▶ [Problem to solve]: Keep the pictures out of the copy and repeat the records exactly.

▶ [Stored records]:
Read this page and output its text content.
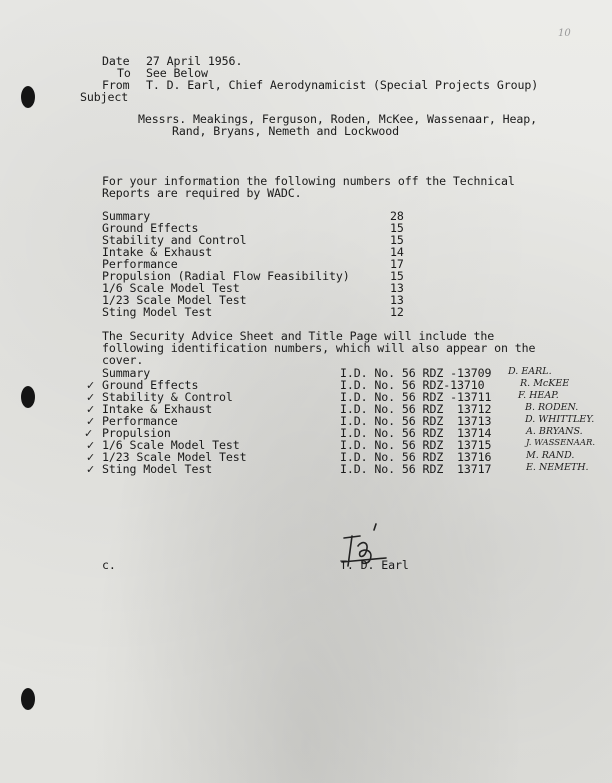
10
Date 27 April 1956.
To See Below
From T. D. Earl, Chief Aerodynamicist (Special Projects Group)
Subject
Messrs. Meakings, Ferguson, Roden, McKee, Wassenaar, Heap,
Rand, Bryans, Nemeth and Lockwood
For your information the following numbers off the Technical
Reports are required by WADC.
Summary	28
Ground Effects	15
Stability and Control	15
Intake & Exhaust	14
Performance	17
Propulsion (Radial Flow Feasibility)	15
1/6 Scale Model Test	13
1/23 Scale Model Test	13
Sting Model Test	12
The Security Advice Sheet and Title Page will include the
following identification numbers, which will also appear on the
cover.
Summary	I.D. No. 56 RDZ -13709 D. EARL.
✓ Ground Effects	I.D. No. 56 RDZ-13710	R. McKEE
✓ Stability & Control	I.D. No. 56 RDZ -13711	F. HEAP.
✓ Intake & Exhaust	I.D. No. 56 RDZ  13712	B. RODEN.
✓ Performance	I.D. No. 56 RDZ  13713	D. WHITTLEY.
✓ Propulsion	I.D. No. 56 RDZ  13714	A. BRYANS.
✓ 1/6 Scale Model Test	I.D. No. 56 RDZ  13715	J. WASSENAAR.
✓ 1/23 Scale Model Test	I.D. No. 56 RDZ  13716	M. RAND.
✓ Sting Model Test	I.D. No. 56 RDZ  13717	E. NEMETH.
c.	T. D. Earl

▶ [Finished task]:
Read this page and output its text content.
10
Date 27 April 1956.
To See Below
From T. D. Earl, Chief Aerodynamicist (Special Projects Group)
Subject
Messrs. Meakings, Ferguson, Roden, McKee, Wassenaar, Heap,
Rand, Bryans, Nemeth and Lockwood
For your information the following numbers off the Technical
Reports are required by WADC.
Summary	28
Ground Effects	15
Stability and Control	15
Intake & Exhaust	14
Performance	17
Propulsion (Radial Flow Feasibility)	15
1/6 Scale Model Test	13
1/23 Scale Model Test	13
Sting Model Test	12
The Security Advice Sheet and Title Page will include the
following identification numbers, which will also appear on the
cover.
Summary	I.D. No. 56 RDZ -13709 D. EARL.
✓ Ground Effects	I.D. No. 56 RDZ-13710	R. McKEE
✓ Stability & Control	I.D. No. 56 RDZ -13711	F. HEAP.
✓ Intake & Exhaust	I.D. No. 56 RDZ  13712	B. RODEN.
✓ Performance	I.D. No. 56 RDZ  13713	D. WHITTLEY.
✓ Propulsion	I.D. No. 56 RDZ  13714	A. BRYANS.
✓ 1/6 Scale Model Test	I.D. No. 56 RDZ  13715	J. WASSENAAR.
✓ 1/23 Scale Model Test	I.D. No. 56 RDZ  13716	M. RAND.
✓ Sting Model Test	I.D. No. 56 RDZ  13717	E. NEMETH.
c.	T. D. Earl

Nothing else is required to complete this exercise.